◆ Directions: Read the lines of the data below and retrieve those with "Nodule".

◆ Information shown:
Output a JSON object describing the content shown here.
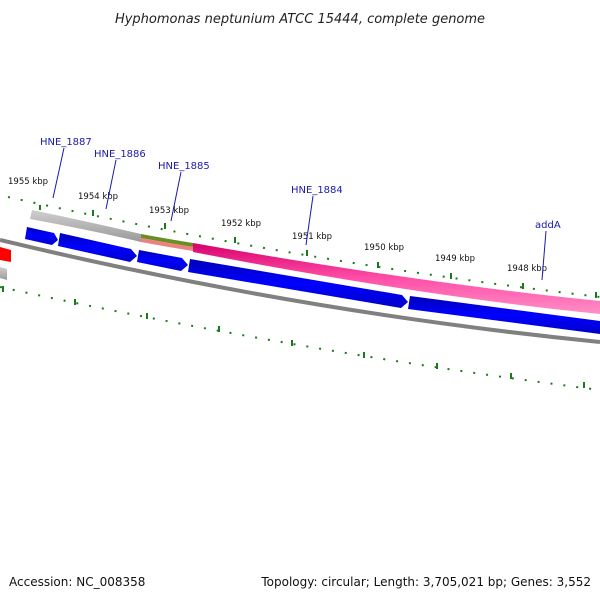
{
  "title": "Hyphomonas neptunium ATCC 15444, complete genome",
  "footer": {
    "accession": "Accession: NC_008358",
    "summary": "Topology: circular; Length: 3,705,021 bp; Genes: 3,552"
  },
  "ticks": [
    {
      "label": "1955 kbp"
    },
    {
      "label": "1954 kbp"
    },
    {
      "label": "1953 kbp"
    },
    {
      "label": "1952 kbp"
    },
    {
      "label": "1951 kbp"
    },
    {
      "label": "1950 kbp"
    },
    {
      "label": "1949 kbp"
    },
    {
      "label": "1948 kbp"
    }
  ],
  "genes": [
    {
      "label": "HNE_1887"
    },
    {
      "label": "HNE_1886"
    },
    {
      "label": "HNE_1885"
    },
    {
      "label": "HNE_1884"
    },
    {
      "label": "addA"
    }
  ],
  "colors": {
    "cds": "#0000ee",
    "gene_rna": "#ff3399",
    "grey_feature": "#b8b8b8",
    "olive_feature": "#6b8e23",
    "salmon_feature": "#f08080",
    "red_feature": "#ff0000",
    "backbone": "#808080",
    "tick": "#1a7a1a",
    "label": "#1a1aaa"
  }
}
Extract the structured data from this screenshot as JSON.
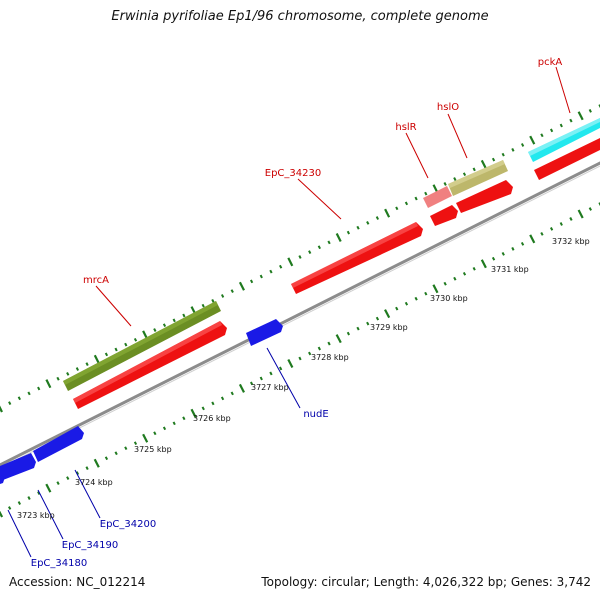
{
  "title": "Erwinia pyrifoliae Ep1/96 chromosome, complete genome",
  "footer": {
    "accession": "Accession: NC_012214",
    "summary": "Topology: circular; Length: 4,026,322 bp; Genes: 3,742"
  },
  "colors": {
    "backbone": "#8c8c8c",
    "ticks": "#1f7a1f",
    "forward_cds": "#ee1111",
    "reverse_cds": "#1a1ae6",
    "olive": "#6b8e23",
    "khaki": "#bdb76b",
    "pink": "#f08080",
    "cyan": "#22e8ee",
    "label_red": "#cc0000",
    "label_blue": "#0000aa"
  },
  "scale_labels": [
    "3723 kbp",
    "3724 kbp",
    "3725 kbp",
    "3726 kbp",
    "3727 kbp",
    "3728 kbp",
    "3729 kbp",
    "3730 kbp",
    "3731 kbp",
    "3732 kbp"
  ],
  "gene_labels": {
    "pckA": "pckA",
    "hslO": "hslO",
    "hslR": "hslR",
    "EpC_34230": "EpC_34230",
    "mrcA": "mrcA",
    "nudE": "nudE",
    "EpC_34200": "EpC_34200",
    "EpC_34190": "EpC_34190",
    "EpC_34180": "EpC_34180"
  }
}
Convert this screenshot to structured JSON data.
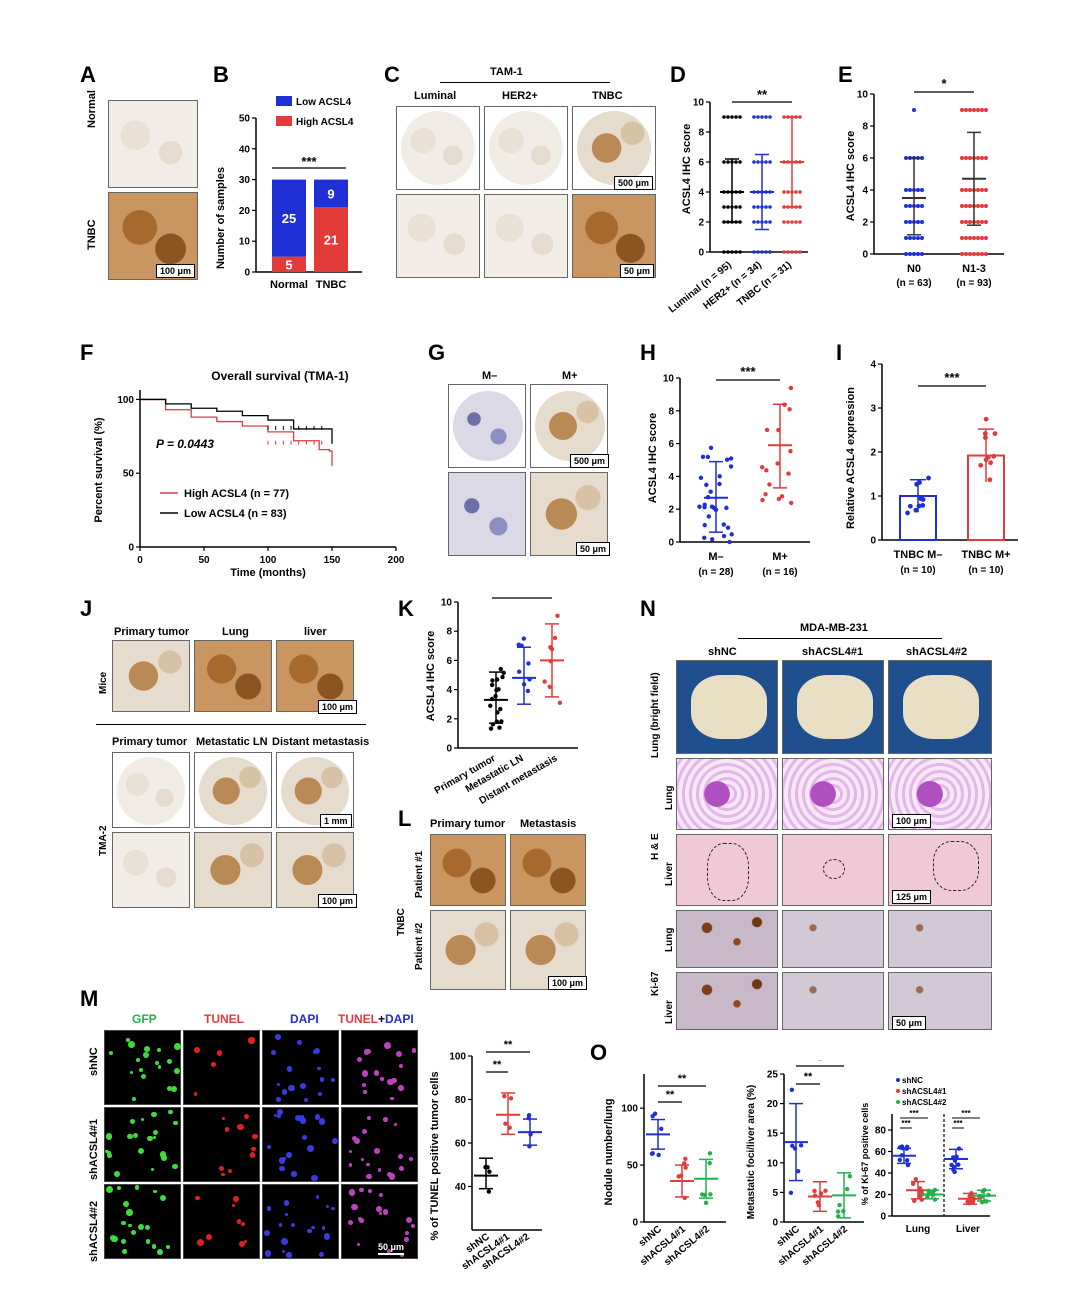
{
  "panels": {
    "A": {
      "label": "A",
      "rows": [
        "Normal",
        "TNBC"
      ],
      "scale": "100 μm"
    },
    "B": {
      "label": "B",
      "legend": [
        "Low ACSL4",
        "High ACSL4"
      ],
      "ylabel": "Number of samples",
      "sig": "***",
      "yticks": [
        "0",
        "10",
        "20",
        "30",
        "40",
        "50"
      ]
    },
    "C": {
      "label": "C",
      "group": "TAM-1",
      "cols": [
        "Luminal",
        "HER2+",
        "TNBC"
      ],
      "scale_top": "500 μm",
      "scale_bottom": "50 μm"
    },
    "D": {
      "label": "D",
      "ylabel": "ACSL4 IHC score",
      "sig": "**",
      "yticks": [
        "0",
        "2",
        "4",
        "6",
        "8",
        "10"
      ],
      "groups": [
        "Luminal (n = 95)",
        "HER2+ (n = 34)",
        "TNBC (n = 31)"
      ]
    },
    "E": {
      "label": "E",
      "ylabel": "ACSL4 IHC score",
      "sig": "*",
      "yticks": [
        "0",
        "2",
        "4",
        "6",
        "8",
        "10"
      ],
      "groups": [
        "N0",
        "N1-3"
      ],
      "ns": [
        "(n = 63)",
        "(n = 93)"
      ]
    },
    "F": {
      "label": "F",
      "title": "Overall survival (TMA-1)",
      "ylabel": "Percent survival (%)",
      "xlabel": "Time (months)",
      "pval": "P = 0.0443",
      "legend": [
        "High ACSL4 (n = 77)",
        "Low ACSL4 (n = 83)"
      ],
      "xticks": [
        "0",
        "50",
        "100",
        "150",
        "200"
      ],
      "yticks": [
        "0",
        "50",
        "100"
      ]
    },
    "G": {
      "label": "G",
      "cols": [
        "M–",
        "M+"
      ],
      "scale_top": "500 μm",
      "scale_bottom": "50 μm"
    },
    "H": {
      "label": "H",
      "ylabel": "ACSL4 IHC score",
      "sig": "***",
      "yticks": [
        "0",
        "2",
        "4",
        "6",
        "8",
        "10"
      ],
      "groups": [
        "M–",
        "M+"
      ],
      "ns": [
        "(n = 28)",
        "(n = 16)"
      ]
    },
    "I": {
      "label": "I",
      "ylabel": "Relative ACSL4 expression",
      "sig": "***",
      "yticks": [
        "0",
        "1",
        "2",
        "3",
        "4"
      ],
      "groups": [
        "TNBC M–",
        "TNBC M+"
      ],
      "ns": [
        "(n = 10)",
        "(n = 10)"
      ]
    },
    "J": {
      "label": "J",
      "cols_top": [
        "Primary tumor",
        "Lung",
        "liver"
      ],
      "row_top": "Mice",
      "cols_bottom": [
        "Primary tumor",
        "Metastatic LN",
        "Distant metastasis"
      ],
      "row_bottom": "TMA-2",
      "scale_top": "100 μm",
      "scale_mid": "1 mm",
      "scale_bottom": "100 μm"
    },
    "K": {
      "label": "K",
      "ylabel": "ACSL4 IHC score",
      "sig": "**",
      "yticks": [
        "0",
        "2",
        "4",
        "6",
        "8",
        "10"
      ],
      "groups": [
        "Primary tumor",
        "Metastatic LN",
        "Distant metastasis"
      ]
    },
    "L": {
      "label": "L",
      "cols": [
        "Primary tumor",
        "Metastasis"
      ],
      "rows": [
        "Patient #1",
        "Patient #2"
      ],
      "group": "TNBC",
      "scale": "100 μm"
    },
    "M": {
      "label": "M",
      "cols": [
        "GFP",
        "TUNEL",
        "DAPI",
        "TUNEL",
        "+",
        "DAPI"
      ],
      "rows": [
        "shNC",
        "shACSL4#1",
        "shACSL4#2"
      ],
      "scale": "50 μm",
      "ylabel": "% of TUNEL positive tumor cells",
      "sig": [
        "**",
        "**"
      ],
      "yticks": [
        "40",
        "60",
        "80",
        "100"
      ],
      "groups": [
        "shNC",
        "shACSL4#1",
        "shACSL4#2"
      ]
    },
    "N": {
      "label": "N",
      "group": "MDA-MB-231",
      "cols": [
        "shNC",
        "shACSL4#1",
        "shACSL4#2"
      ],
      "rows": [
        "Lung (bright field)",
        "Lung",
        "Liver",
        "Lung",
        "Liver"
      ],
      "row_groups": [
        "H & E",
        "Ki-67"
      ],
      "scale_1": "100 μm",
      "scale_2": "125 μm",
      "scale_3": "50 μm"
    },
    "O": {
      "label": "O",
      "plot1": {
        "ylabel": "Nodule number/lung",
        "sig": [
          "**",
          "**"
        ],
        "yticks": [
          "0",
          "50",
          "100"
        ]
      },
      "plot2": {
        "ylabel": "Metastatic foci/liver area (%)",
        "sig": [
          "**",
          "*"
        ],
        "yticks": [
          "0",
          "5",
          "10",
          "15",
          "20",
          "25"
        ]
      },
      "plot3": {
        "ylabel": "% of Ki-67 positive cells",
        "sig": [
          "***",
          "***",
          "***",
          "***"
        ],
        "yticks": [
          "0",
          "20",
          "40",
          "60",
          "80"
        ],
        "legend": [
          "shNC",
          "shACSL4#1",
          "shACSL4#2"
        ],
        "xgroups": [
          "Lung",
          "Liver"
        ]
      },
      "groups": [
        "shNC",
        "shACSL4#1",
        "shACSL4#2"
      ]
    }
  },
  "colors": {
    "blue": "#1f2fd6",
    "red": "#e33a3a",
    "green": "#22b14c",
    "black": "#000000"
  },
  "chart_data": [
    {
      "type": "bar",
      "panel": "B",
      "categories": [
        "Normal",
        "TNBC"
      ],
      "series": [
        {
          "name": "Low ACSL4",
          "values": [
            25,
            9
          ]
        },
        {
          "name": "High ACSL4",
          "values": [
            5,
            21
          ]
        }
      ],
      "ylabel": "Number of samples",
      "ylim": [
        0,
        50
      ]
    },
    {
      "type": "scatter",
      "panel": "D",
      "categories": [
        "Luminal (n = 95)",
        "HER2+ (n = 34)",
        "TNBC (n = 31)"
      ],
      "means": [
        4,
        4,
        6
      ],
      "sd_upper": [
        6.2,
        6.5,
        9
      ],
      "sd_lower": [
        2,
        1.5,
        3
      ],
      "ylabel": "ACSL4 IHC score",
      "ylim": [
        0,
        10
      ]
    },
    {
      "type": "scatter",
      "panel": "E",
      "categories": [
        "N0",
        "N1-3"
      ],
      "means": [
        3.5,
        4.7
      ],
      "sd_upper": [
        6,
        7.6
      ],
      "sd_lower": [
        1.2,
        1.8
      ],
      "ylabel": "ACSL4 IHC score",
      "ylim": [
        0,
        10
      ]
    },
    {
      "type": "line",
      "panel": "F",
      "series": [
        {
          "name": "High ACSL4 (n = 77)",
          "x": [
            0,
            20,
            40,
            60,
            80,
            100,
            120,
            140,
            148,
            150
          ],
          "y": [
            100,
            93,
            88,
            85,
            82,
            78,
            72,
            66,
            65,
            55
          ]
        },
        {
          "name": "Low ACSL4 (n = 83)",
          "x": [
            0,
            20,
            40,
            60,
            80,
            100,
            120,
            140,
            148,
            150
          ],
          "y": [
            100,
            97,
            94,
            92,
            89,
            86,
            80,
            80,
            80,
            70
          ]
        }
      ],
      "xlabel": "Time (months)",
      "ylabel": "Percent survival (%)",
      "xlim": [
        0,
        200
      ],
      "ylim": [
        0,
        100
      ]
    },
    {
      "type": "scatter",
      "panel": "H",
      "categories": [
        "M–",
        "M+"
      ],
      "means": [
        2.7,
        5.9
      ],
      "sd_upper": [
        4.9,
        8.4
      ],
      "sd_lower": [
        0.6,
        3.3
      ],
      "ylabel": "ACSL4 IHC score",
      "ylim": [
        0,
        10
      ]
    },
    {
      "type": "bar",
      "panel": "I",
      "categories": [
        "TNBC M–",
        "TNBC M+"
      ],
      "values": [
        1.0,
        1.92
      ],
      "sd": [
        0.37,
        0.6
      ],
      "ylabel": "Relative ACSL4 expression",
      "ylim": [
        0,
        4
      ]
    },
    {
      "type": "scatter",
      "panel": "K",
      "categories": [
        "Primary tumor",
        "Metastatic LN",
        "Distant metastasis"
      ],
      "means": [
        3.3,
        4.8,
        6.0
      ],
      "sd_upper": [
        5.2,
        6.9,
        8.5
      ],
      "sd_lower": [
        1.7,
        3.0,
        3.5
      ],
      "ylabel": "ACSL4 IHC score",
      "ylim": [
        0,
        10
      ]
    },
    {
      "type": "scatter",
      "panel": "M",
      "categories": [
        "shNC",
        "shACSL4#1",
        "shACSL4#2"
      ],
      "means": [
        45,
        73,
        65
      ],
      "sd_upper": [
        53,
        83,
        71
      ],
      "sd_lower": [
        39,
        64,
        59
      ],
      "ylabel": "% of TUNEL positive tumor cells",
      "ylim": [
        20,
        100
      ]
    },
    {
      "type": "scatter",
      "panel": "O1",
      "categories": [
        "shNC",
        "shACSL4#1",
        "shACSL4#2"
      ],
      "means": [
        77,
        36,
        38
      ],
      "ylabel": "Nodule number/lung",
      "ylim": [
        0,
        130
      ]
    },
    {
      "type": "scatter",
      "panel": "O2",
      "categories": [
        "shNC",
        "shACSL4#1",
        "shACSL4#2"
      ],
      "means": [
        13.5,
        4.3,
        4.5
      ],
      "ylabel": "Metastatic foci/liver area (%)",
      "ylim": [
        0,
        25
      ]
    },
    {
      "type": "scatter",
      "panel": "O3",
      "categories": [
        "Lung shNC",
        "Lung shACSL4#1",
        "Lung shACSL4#2",
        "Liver shNC",
        "Liver shACSL4#1",
        "Liver shACSL4#2"
      ],
      "means": [
        56,
        24,
        20,
        53,
        16,
        19
      ],
      "ylabel": "% of Ki-67 positive cells",
      "ylim": [
        0,
        80
      ]
    }
  ]
}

◆ Expected answer:
        "ylabel": "Nodule number/lung",
      "ylabel": "Nodule number/lung",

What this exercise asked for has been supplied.